=== What the task requires ===
Using the material below, copy every line where "conversion" appears.

=== Collected data entries ===
[START]
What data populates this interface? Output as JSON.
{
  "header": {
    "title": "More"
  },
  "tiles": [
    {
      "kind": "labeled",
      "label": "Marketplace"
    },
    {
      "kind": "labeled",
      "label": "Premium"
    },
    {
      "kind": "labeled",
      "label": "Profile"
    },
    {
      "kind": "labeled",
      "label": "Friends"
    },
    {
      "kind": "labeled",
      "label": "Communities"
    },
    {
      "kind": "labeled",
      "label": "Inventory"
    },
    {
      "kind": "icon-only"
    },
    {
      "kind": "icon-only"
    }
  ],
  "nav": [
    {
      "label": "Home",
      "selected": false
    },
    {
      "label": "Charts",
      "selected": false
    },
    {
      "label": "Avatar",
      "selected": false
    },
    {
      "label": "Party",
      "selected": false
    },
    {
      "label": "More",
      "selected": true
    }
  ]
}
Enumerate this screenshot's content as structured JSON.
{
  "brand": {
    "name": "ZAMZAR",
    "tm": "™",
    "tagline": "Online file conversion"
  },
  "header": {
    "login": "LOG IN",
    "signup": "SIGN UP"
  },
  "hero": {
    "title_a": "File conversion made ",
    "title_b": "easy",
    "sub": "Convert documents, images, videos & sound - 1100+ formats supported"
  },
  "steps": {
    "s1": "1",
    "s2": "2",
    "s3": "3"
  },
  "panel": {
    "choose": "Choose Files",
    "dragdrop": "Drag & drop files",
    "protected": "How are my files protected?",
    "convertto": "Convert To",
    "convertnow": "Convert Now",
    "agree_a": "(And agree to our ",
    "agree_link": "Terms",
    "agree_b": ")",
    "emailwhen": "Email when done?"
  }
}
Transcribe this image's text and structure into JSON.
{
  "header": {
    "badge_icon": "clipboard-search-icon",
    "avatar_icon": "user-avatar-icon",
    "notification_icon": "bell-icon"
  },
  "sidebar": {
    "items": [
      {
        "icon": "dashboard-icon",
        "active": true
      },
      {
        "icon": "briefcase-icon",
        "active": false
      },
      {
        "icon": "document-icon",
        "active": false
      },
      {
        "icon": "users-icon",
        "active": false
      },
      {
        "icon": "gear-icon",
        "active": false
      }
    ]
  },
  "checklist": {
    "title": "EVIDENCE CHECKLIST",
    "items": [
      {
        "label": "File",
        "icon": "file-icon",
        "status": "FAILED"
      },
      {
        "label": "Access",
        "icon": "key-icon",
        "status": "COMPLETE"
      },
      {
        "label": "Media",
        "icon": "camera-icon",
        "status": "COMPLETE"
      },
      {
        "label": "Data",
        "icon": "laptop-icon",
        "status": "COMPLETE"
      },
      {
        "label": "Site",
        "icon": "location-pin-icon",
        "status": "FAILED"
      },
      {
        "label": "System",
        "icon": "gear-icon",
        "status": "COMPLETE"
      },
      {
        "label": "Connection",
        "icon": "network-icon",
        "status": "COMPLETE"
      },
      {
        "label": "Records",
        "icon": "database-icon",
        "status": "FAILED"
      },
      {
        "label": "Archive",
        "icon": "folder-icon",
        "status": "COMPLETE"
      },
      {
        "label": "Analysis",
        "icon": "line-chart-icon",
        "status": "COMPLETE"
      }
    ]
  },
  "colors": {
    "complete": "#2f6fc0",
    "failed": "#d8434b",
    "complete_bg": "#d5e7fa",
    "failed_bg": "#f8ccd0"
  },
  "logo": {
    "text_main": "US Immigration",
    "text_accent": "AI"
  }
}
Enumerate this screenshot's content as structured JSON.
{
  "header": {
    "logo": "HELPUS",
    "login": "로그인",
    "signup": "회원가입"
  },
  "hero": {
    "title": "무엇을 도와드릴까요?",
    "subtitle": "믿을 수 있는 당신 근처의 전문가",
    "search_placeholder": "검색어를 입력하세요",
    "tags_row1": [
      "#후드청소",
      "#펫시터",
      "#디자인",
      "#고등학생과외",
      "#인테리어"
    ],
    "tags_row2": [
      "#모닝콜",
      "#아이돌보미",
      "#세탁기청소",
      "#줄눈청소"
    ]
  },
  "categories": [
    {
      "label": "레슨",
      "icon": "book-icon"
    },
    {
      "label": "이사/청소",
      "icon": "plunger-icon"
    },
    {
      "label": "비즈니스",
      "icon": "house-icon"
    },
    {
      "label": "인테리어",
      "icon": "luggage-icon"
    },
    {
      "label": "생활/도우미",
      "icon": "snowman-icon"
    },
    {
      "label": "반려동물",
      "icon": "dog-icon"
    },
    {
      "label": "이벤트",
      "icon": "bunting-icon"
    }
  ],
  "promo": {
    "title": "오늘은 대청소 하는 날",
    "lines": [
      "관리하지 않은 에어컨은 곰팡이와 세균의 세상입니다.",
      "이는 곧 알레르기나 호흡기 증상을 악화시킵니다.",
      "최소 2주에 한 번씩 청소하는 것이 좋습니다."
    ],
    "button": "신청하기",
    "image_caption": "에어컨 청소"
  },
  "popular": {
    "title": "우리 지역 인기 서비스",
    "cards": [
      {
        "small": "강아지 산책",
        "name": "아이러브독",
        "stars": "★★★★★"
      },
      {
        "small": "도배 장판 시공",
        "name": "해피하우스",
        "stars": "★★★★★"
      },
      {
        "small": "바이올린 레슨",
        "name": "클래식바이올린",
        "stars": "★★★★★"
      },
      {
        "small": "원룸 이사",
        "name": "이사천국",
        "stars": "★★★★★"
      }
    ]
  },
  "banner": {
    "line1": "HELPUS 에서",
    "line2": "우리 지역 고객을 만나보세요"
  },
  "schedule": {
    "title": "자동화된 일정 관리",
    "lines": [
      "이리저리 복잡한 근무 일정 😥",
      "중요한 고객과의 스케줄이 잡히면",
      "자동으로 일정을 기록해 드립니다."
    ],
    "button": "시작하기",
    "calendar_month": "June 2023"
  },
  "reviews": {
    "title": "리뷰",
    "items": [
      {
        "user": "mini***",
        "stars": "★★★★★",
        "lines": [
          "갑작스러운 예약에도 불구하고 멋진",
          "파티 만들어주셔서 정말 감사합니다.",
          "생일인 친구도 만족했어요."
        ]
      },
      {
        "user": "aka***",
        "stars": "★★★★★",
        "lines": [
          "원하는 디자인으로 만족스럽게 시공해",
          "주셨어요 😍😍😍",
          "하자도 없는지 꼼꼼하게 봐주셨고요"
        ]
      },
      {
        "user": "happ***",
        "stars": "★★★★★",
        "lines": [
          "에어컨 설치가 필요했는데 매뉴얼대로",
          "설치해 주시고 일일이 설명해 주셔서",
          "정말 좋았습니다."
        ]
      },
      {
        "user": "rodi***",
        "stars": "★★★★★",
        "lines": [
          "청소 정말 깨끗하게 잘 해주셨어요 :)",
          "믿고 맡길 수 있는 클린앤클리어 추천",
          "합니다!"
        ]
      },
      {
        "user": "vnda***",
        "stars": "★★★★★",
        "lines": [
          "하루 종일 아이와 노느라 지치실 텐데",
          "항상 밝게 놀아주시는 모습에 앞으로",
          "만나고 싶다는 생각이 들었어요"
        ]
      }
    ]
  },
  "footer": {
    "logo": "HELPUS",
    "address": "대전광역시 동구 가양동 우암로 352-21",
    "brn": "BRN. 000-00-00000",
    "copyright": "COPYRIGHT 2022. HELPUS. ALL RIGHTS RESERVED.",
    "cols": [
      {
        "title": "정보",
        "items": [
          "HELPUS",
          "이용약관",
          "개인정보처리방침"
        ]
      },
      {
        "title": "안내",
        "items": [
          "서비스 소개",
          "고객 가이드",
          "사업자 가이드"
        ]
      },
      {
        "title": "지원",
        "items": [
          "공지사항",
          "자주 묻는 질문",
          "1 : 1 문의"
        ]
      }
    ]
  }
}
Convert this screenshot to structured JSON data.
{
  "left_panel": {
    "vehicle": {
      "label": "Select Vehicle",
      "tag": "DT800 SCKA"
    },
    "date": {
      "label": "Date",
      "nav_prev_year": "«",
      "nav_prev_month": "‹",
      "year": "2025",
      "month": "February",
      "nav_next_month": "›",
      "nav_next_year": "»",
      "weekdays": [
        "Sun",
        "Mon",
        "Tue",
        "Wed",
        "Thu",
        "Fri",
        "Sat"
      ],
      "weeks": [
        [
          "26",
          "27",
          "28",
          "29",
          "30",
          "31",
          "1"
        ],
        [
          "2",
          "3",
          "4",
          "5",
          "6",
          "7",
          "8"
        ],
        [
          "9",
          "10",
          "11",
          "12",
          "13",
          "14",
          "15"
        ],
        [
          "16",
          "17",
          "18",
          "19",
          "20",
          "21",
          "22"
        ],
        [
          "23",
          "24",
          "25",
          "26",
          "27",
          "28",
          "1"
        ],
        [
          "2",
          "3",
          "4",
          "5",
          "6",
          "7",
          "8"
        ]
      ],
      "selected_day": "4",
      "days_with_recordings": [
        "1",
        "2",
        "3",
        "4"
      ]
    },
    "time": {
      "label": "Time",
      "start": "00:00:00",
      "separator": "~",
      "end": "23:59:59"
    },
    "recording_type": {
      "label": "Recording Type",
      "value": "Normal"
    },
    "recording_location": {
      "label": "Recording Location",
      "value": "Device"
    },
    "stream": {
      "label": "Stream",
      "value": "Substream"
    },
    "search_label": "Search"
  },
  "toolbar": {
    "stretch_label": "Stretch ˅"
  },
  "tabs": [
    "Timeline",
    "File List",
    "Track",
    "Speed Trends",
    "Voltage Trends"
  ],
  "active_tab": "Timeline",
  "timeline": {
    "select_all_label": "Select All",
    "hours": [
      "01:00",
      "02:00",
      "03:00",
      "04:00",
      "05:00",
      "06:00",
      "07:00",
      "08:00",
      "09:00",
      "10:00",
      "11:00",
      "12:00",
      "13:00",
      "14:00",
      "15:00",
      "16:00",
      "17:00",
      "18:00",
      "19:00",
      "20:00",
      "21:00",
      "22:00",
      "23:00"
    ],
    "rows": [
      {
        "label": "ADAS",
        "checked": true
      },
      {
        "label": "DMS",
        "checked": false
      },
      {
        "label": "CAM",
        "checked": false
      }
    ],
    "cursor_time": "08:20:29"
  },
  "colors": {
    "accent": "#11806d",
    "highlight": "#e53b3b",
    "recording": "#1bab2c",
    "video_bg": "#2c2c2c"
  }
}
[END]
=== Solution for this exercise ===
    "tagline": "Online file conversion"
    "title_a": "File conversion made ",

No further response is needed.